• Directive:
Copy out lines with the word "Hose" from the material that follows.

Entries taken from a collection
==*==

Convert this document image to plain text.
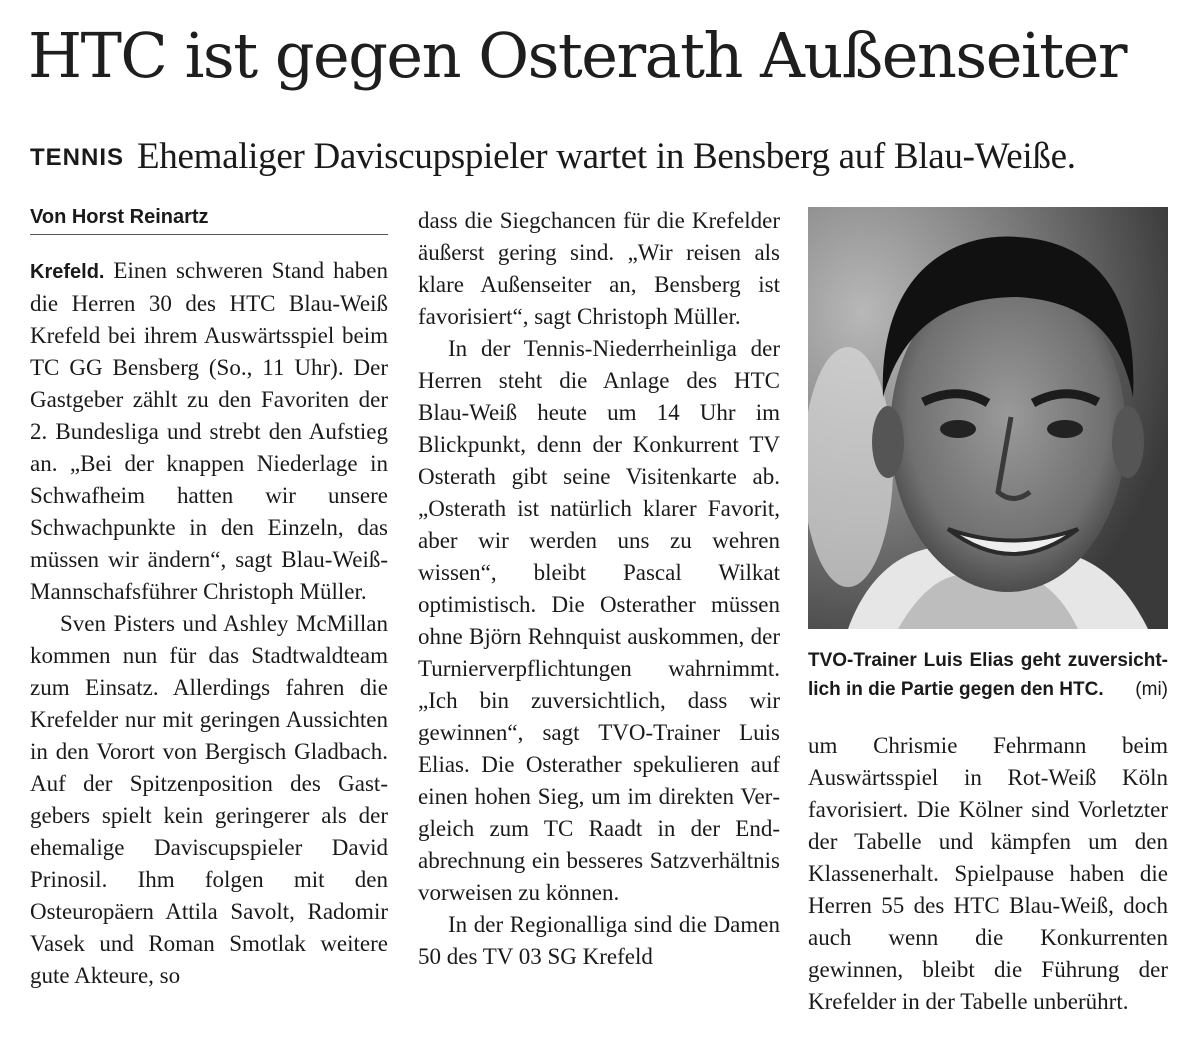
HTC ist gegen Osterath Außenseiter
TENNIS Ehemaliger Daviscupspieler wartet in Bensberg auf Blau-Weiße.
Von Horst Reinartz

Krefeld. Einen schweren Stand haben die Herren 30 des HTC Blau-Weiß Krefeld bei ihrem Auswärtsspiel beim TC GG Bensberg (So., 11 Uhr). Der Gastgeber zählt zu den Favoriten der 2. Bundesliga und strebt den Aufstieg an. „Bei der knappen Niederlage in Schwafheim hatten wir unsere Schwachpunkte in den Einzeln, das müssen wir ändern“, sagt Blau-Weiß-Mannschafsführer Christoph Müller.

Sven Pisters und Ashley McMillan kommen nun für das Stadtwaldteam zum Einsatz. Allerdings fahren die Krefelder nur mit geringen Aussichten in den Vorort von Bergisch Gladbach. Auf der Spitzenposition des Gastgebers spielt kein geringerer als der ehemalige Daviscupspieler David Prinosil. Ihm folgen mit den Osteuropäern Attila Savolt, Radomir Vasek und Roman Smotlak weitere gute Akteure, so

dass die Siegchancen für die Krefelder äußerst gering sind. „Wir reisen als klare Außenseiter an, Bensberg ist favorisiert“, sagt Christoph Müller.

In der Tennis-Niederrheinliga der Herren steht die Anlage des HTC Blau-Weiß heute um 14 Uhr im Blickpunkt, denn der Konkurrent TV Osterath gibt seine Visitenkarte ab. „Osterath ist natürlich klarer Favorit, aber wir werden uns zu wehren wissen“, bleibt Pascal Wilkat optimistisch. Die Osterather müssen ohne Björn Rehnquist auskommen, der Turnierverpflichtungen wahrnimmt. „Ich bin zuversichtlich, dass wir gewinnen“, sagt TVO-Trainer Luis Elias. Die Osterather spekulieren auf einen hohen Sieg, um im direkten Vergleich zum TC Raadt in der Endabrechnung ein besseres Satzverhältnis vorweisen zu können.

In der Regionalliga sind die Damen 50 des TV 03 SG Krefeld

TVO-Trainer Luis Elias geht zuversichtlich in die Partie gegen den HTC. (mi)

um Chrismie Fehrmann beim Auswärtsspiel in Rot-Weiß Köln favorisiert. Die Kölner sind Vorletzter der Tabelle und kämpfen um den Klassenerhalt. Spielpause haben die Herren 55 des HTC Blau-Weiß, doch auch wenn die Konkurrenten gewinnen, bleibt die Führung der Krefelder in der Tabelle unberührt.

==*==

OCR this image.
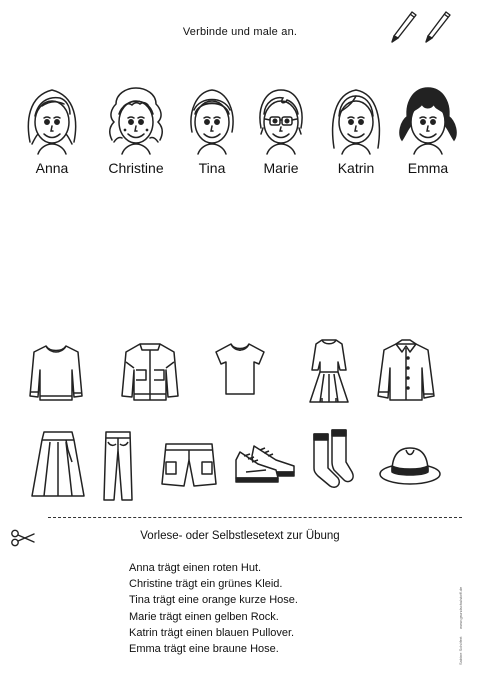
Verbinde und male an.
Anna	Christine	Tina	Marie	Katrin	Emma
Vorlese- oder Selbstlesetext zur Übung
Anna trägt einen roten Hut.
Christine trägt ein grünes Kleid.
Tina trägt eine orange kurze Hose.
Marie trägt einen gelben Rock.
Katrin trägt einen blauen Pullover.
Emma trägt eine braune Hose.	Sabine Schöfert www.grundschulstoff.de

==*==

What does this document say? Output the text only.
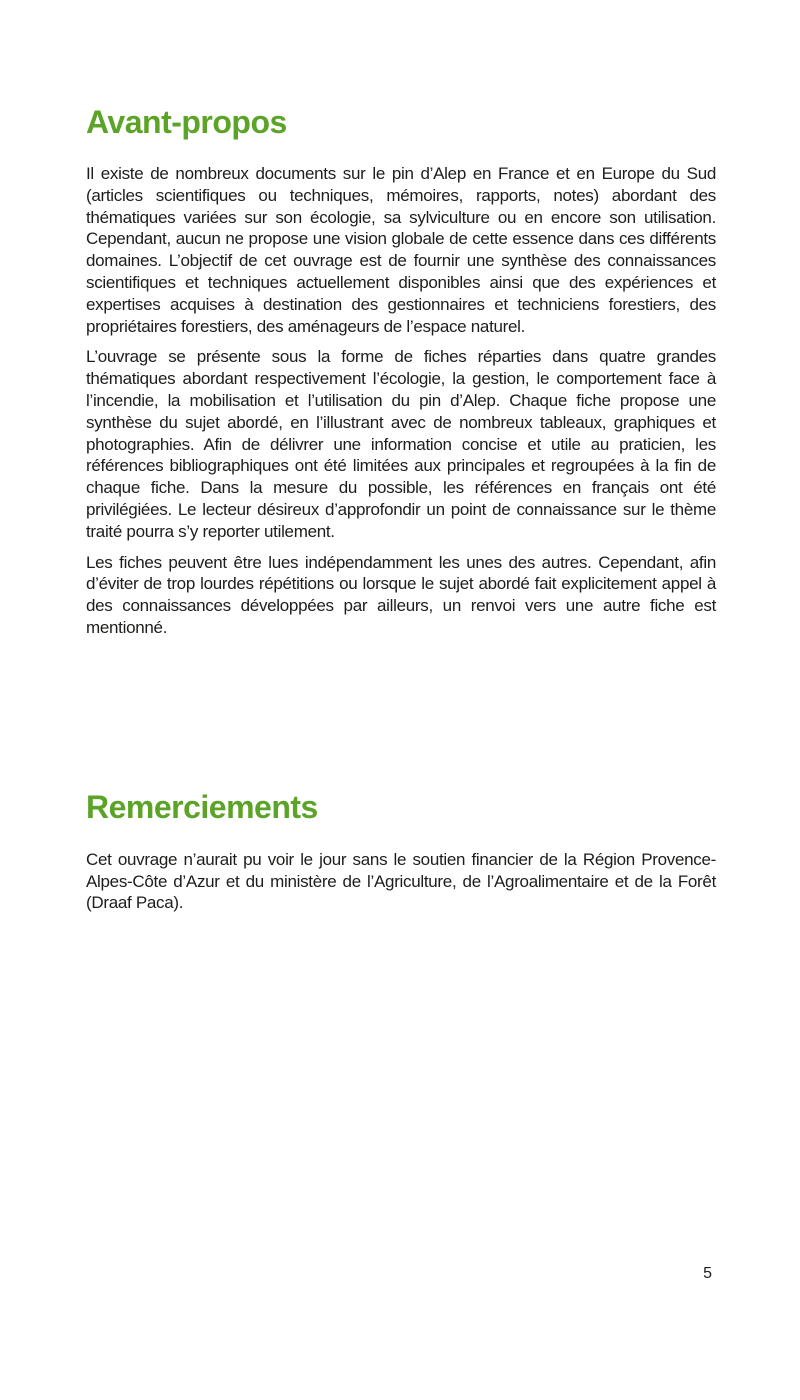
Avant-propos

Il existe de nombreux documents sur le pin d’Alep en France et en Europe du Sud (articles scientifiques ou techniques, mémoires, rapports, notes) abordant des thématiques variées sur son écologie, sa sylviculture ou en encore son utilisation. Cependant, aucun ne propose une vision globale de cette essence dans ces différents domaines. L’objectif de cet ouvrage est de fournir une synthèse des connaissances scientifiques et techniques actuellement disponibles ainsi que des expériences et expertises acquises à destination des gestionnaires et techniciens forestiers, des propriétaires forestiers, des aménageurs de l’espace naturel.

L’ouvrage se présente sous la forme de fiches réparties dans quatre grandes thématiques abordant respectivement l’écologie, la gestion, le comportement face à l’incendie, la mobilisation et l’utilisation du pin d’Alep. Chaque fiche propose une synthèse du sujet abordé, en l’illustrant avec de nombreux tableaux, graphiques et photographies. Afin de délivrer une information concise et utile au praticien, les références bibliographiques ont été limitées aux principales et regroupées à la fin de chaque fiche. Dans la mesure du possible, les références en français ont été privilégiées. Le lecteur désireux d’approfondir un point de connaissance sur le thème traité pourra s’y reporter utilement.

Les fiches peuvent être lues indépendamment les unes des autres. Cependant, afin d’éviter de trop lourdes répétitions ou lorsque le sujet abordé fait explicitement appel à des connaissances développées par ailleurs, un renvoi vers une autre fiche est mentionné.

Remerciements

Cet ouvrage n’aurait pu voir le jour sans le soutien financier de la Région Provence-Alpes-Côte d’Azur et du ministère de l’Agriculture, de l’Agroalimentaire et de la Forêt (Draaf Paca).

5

==*==

• Solution to this exercise:
Tina trägt eine orange kurze Hose.
Emma trägt eine braune Hose.	Sabine Schöfert www.grundschulstoff.de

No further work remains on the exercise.